L’ennemi de Dieu et des hommes devait être déçu dans son attente. Il approche du Rédempteur ; mais tous ses efforts ne tournent qu’à sa confusion. Avec la simplicité et la majesté du juste, Jésus repousse toutes les attaques de Satan ; mais il ne révèle pas sa céleste origine. L’ange pervers se retire sans avoir pu reconnaître autre chose en Jésus qu’un prophète fidèle au Seigneur. Bientôt, lorsqu’il verra les mépris, les calomnies, les persécutions s’accumuler sur la tête du Fils de l’homme, quand ses efforts pour le perdre sembleront réussir si aisément, il s’aveuglera de plus en plus dans son orgueil ; et ce n’est qu’au moment où Jésus, rassasié d’opprobres et de souffrances, expirera sur la Croix, qu’il sentira enfin que sa victime n’est pas un homme, mais un Dieu, et que toutes les fureurs qu’il a conjurées contre le Juste n’ont servi qu’à manifester le dernier effort de la miséricorde qui sauve le genre humain, et de la justice qui brise à jamais la puissance de l’enfer.

Tel est le plan de la Providence divine, en permettant que l’esprit du mal ose souiller de sa présence la retraite de l’Homme-Dieu, lui adresser la parole et porter sur lui ses mains impies ; mais étudions les circonstances de cette triple tentation que Jésus ne subit que pour nous instruire et nous encourager.

Nous avons trois sortes d’ennemis à combattre, et notre âme est vulnérable par trois côtés ; car, comme parle le bien-aimé Disciple : « Tout ce qui est dans le monde est concupiscence de la chair, concupiscence des yeux et orgueil de la vie. » Par la concupiscence de la chair, il faut entendre l’amour des sens qui convoite tout ce qui flatte la chair, et entraîne l’âme, s’il n’est pas contenu, dans les voluptés illicites. La concupiscence des yeux signifie l’amour des biens de ce monde, des richesses, de la fortune, qui brillent à nos regards avant de séduire notre cœur. Enfin l’orgueil de la vie est cette confiance en nous-mêmes qui nous rend vains et présomptueux, et nous fait oublier que nous tenons de Dieu la vie et les dons qu’il a daigné répandre sur nous.

Il n’est pas un seul de nos péchés qui ne provienne de l’une de ces trois sources, pas une de nos tentations qui n’ait pour but de nous faire accepter la concupiscence de la chair, ou la concupiscence des yeux, ou l’orgueil de la vie. Le Sauveur, notre modèle en toutes choses, devait donc s’assujettir à ces trois épreuves.

Consigne: Recopiez à l'identique, dans le texte sur la tentation de Jésus, le passage qui va de « Nous avons trois » jusqu'à « répandre sur nous. » inclus. Le relevé ci-après est un document distinct du texte sur la tentation de Jésus.

Données extraites:

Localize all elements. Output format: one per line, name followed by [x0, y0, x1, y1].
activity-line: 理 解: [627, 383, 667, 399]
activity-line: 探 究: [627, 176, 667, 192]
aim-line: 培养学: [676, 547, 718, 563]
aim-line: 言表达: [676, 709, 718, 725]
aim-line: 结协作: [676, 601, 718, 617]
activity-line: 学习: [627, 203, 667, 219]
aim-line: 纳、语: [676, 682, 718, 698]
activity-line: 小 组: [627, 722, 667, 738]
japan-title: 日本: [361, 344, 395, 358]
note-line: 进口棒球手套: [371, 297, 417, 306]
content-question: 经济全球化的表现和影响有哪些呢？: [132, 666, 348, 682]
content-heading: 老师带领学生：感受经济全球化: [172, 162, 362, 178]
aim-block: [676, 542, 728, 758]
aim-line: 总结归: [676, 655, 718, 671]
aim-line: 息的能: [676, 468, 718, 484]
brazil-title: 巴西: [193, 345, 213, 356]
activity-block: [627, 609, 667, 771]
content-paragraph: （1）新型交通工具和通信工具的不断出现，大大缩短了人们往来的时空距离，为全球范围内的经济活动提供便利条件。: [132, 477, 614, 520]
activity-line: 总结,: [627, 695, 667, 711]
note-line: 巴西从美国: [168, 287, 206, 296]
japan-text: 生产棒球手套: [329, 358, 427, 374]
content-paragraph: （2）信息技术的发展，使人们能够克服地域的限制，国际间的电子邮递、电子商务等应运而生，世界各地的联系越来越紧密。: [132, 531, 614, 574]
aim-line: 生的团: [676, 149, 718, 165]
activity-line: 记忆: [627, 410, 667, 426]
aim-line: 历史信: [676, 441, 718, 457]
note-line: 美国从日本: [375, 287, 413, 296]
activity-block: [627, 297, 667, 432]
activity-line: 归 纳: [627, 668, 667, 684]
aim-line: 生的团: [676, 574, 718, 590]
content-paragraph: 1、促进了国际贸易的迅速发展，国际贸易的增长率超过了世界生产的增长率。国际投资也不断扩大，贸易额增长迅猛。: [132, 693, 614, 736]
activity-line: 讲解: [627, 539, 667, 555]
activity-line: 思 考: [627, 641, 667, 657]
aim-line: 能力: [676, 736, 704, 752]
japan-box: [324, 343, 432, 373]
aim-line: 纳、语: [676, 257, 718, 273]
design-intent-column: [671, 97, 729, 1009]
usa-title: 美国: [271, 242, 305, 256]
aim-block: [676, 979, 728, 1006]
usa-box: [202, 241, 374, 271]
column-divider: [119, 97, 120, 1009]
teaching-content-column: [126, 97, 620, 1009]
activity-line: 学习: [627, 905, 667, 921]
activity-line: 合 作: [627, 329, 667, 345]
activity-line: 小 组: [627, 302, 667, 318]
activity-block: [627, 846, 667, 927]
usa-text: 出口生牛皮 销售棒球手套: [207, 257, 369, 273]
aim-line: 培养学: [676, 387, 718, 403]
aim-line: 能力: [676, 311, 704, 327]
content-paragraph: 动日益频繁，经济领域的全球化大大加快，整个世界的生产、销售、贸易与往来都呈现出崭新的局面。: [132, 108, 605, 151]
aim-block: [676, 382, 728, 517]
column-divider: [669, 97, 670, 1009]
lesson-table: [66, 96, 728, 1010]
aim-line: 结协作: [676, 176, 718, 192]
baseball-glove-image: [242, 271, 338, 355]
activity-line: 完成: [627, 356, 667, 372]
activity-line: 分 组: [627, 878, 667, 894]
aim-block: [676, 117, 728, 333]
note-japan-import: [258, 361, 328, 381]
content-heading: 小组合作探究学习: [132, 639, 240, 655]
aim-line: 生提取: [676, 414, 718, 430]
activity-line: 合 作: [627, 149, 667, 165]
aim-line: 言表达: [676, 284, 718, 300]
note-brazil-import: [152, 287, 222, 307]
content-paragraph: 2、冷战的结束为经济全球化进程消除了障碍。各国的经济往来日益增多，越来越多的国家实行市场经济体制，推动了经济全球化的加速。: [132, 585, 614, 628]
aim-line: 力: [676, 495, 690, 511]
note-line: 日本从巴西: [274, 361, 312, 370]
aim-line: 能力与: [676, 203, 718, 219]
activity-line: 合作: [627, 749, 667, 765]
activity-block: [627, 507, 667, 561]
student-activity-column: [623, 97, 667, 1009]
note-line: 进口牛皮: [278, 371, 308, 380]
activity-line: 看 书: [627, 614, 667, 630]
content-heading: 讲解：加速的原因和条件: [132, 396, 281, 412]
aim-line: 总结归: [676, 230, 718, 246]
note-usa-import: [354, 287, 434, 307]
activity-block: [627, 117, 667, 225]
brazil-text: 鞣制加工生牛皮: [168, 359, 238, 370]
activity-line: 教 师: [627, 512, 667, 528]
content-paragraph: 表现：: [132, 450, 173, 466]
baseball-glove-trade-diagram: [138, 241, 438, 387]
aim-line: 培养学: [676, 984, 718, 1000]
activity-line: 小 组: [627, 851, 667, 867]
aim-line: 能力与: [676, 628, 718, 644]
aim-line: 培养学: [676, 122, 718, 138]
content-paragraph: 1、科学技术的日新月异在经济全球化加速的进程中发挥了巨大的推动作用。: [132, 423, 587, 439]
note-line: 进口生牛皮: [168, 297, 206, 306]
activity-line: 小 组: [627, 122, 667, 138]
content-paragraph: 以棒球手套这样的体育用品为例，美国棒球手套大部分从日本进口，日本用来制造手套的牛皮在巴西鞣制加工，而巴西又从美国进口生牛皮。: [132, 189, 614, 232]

Réponse:
Nous avons trois sortes d’ennemis à combattre, et notre âme est vulnérable par trois côtés ; car, comme parle le bien-aimé Disciple : « Tout ce qui est dans le monde est concupiscence de la chair, concupiscence des yeux et orgueil de la vie. » Par la concupiscence de la chair, il faut entendre l’amour des sens qui convoite tout ce qui flatte la chair, et entraîne l’âme, s’il n’est pas contenu, dans les voluptés illicites. La concupiscence des yeux signifie l’amour des biens de ce monde, des richesses, de la fortune, qui brillent à nos regards avant de séduire notre cœur. Enfin l’orgueil de la vie est cette confiance en nous-mêmes qui nous rend vains et présomptueux, et nous fait oublier que nous tenons de Dieu la vie et les dons qu’il a daigné répandre sur nous.